## Your instructions:
Copy out every line of the data below word for word, leaving out the pictures.

* Start Records supplied *

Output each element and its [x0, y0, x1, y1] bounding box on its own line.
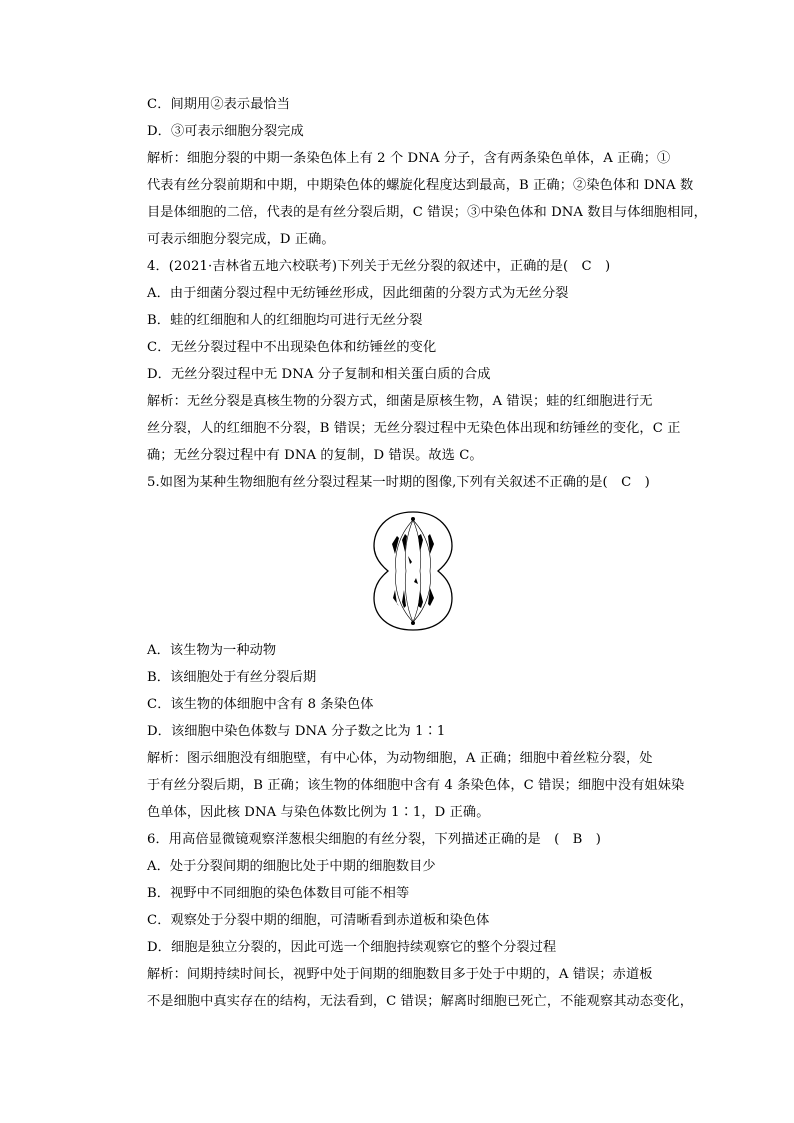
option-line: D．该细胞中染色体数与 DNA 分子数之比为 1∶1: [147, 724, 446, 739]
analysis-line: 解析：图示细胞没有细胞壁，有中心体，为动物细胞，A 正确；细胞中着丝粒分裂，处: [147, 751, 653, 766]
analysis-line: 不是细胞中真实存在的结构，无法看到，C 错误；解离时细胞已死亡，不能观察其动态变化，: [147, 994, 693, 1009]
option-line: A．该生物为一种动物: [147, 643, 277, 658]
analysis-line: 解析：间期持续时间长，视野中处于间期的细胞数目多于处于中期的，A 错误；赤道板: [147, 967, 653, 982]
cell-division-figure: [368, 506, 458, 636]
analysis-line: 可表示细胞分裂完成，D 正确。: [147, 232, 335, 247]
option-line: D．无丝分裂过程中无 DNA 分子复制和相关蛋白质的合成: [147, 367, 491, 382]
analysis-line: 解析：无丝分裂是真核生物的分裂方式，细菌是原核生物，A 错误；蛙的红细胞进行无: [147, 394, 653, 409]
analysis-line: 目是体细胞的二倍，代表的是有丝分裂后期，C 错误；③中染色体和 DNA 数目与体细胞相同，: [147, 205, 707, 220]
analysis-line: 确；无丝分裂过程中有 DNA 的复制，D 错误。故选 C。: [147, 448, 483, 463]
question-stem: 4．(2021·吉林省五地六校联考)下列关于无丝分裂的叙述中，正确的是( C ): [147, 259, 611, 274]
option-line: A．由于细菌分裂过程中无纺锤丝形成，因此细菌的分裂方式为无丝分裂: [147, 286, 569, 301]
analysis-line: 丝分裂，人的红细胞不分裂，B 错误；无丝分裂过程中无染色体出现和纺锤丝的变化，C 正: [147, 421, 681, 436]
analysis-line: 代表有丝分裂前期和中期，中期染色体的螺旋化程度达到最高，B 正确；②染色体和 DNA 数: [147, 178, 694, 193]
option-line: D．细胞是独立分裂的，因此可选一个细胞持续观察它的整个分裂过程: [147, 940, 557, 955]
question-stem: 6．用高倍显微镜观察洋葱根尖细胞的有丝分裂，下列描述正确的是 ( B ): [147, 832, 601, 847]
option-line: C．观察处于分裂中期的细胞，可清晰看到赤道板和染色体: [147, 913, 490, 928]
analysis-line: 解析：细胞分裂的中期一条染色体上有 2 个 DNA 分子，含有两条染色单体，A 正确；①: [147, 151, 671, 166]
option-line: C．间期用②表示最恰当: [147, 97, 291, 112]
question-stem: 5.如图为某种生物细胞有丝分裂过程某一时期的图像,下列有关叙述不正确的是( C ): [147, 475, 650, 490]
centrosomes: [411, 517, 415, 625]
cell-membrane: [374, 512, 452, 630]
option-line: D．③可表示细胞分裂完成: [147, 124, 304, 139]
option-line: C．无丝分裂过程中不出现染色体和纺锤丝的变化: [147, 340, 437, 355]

* End Records supplied *

## Correct response:
Output each element and its [x0, y0, x1, y1] bounding box on its own line.
option-line: D．该细胞中染色体数与 DNA 分子数之比为 1∶1: [147, 724, 446, 739]
analysis-line: 解析：图示细胞没有细胞壁，有中心体，为动物细胞，A 正确；细胞中着丝粒分裂，处: [147, 751, 653, 766]
analysis-line: 不是细胞中真实存在的结构，无法看到，C 错误；解离时细胞已死亡，不能观察其动态变化，: [147, 994, 693, 1009]
option-line: A．该生物为一种动物: [147, 643, 277, 658]
analysis-line: 解析：间期持续时间长，视野中处于间期的细胞数目多于处于中期的，A 错误；赤道板: [147, 967, 653, 982]
cell-division-figure: [368, 506, 458, 636]
analysis-line: 可表示细胞分裂完成，D 正确。: [147, 232, 335, 247]
option-line: D．无丝分裂过程中无 DNA 分子复制和相关蛋白质的合成: [147, 367, 491, 382]
analysis-line: 解析：无丝分裂是真核生物的分裂方式，细菌是原核生物，A 错误；蛙的红细胞进行无: [147, 394, 653, 409]
analysis-line: 目是体细胞的二倍，代表的是有丝分裂后期，C 错误；③中染色体和 DNA 数目与体细胞相同，: [147, 205, 707, 220]
analysis-line: 确；无丝分裂过程中有 DNA 的复制，D 错误。故选 C。: [147, 448, 483, 463]
question-stem: 4．(2021·吉林省五地六校联考)下列关于无丝分裂的叙述中，正确的是( C ): [147, 259, 611, 274]
option-line: A．由于细菌分裂过程中无纺锤丝形成，因此细菌的分裂方式为无丝分裂: [147, 286, 569, 301]
analysis-line: 丝分裂，人的红细胞不分裂，B 错误；无丝分裂过程中无染色体出现和纺锤丝的变化，C 正: [147, 421, 681, 436]
analysis-line: 代表有丝分裂前期和中期，中期染色体的螺旋化程度达到最高，B 正确；②染色体和 DNA 数: [147, 178, 694, 193]
option-line: D．细胞是独立分裂的，因此可选一个细胞持续观察它的整个分裂过程: [147, 940, 557, 955]
question-stem: 6．用高倍显微镜观察洋葱根尖细胞的有丝分裂，下列描述正确的是 ( B ): [147, 832, 601, 847]
option-line: C．观察处于分裂中期的细胞，可清晰看到赤道板和染色体: [147, 913, 490, 928]
analysis-line: 解析：细胞分裂的中期一条染色体上有 2 个 DNA 分子，含有两条染色单体，A 正确；①: [147, 151, 671, 166]
option-line: C．间期用②表示最恰当: [147, 97, 291, 112]
question-stem: 5.如图为某种生物细胞有丝分裂过程某一时期的图像,下列有关叙述不正确的是( C ): [147, 475, 650, 490]
centrosomes: [411, 517, 415, 625]
cell-membrane: [374, 512, 452, 630]
option-line: D．③可表示细胞分裂完成: [147, 124, 304, 139]
option-line: C．无丝分裂过程中不出现染色体和纺锤丝的变化: [147, 340, 437, 355]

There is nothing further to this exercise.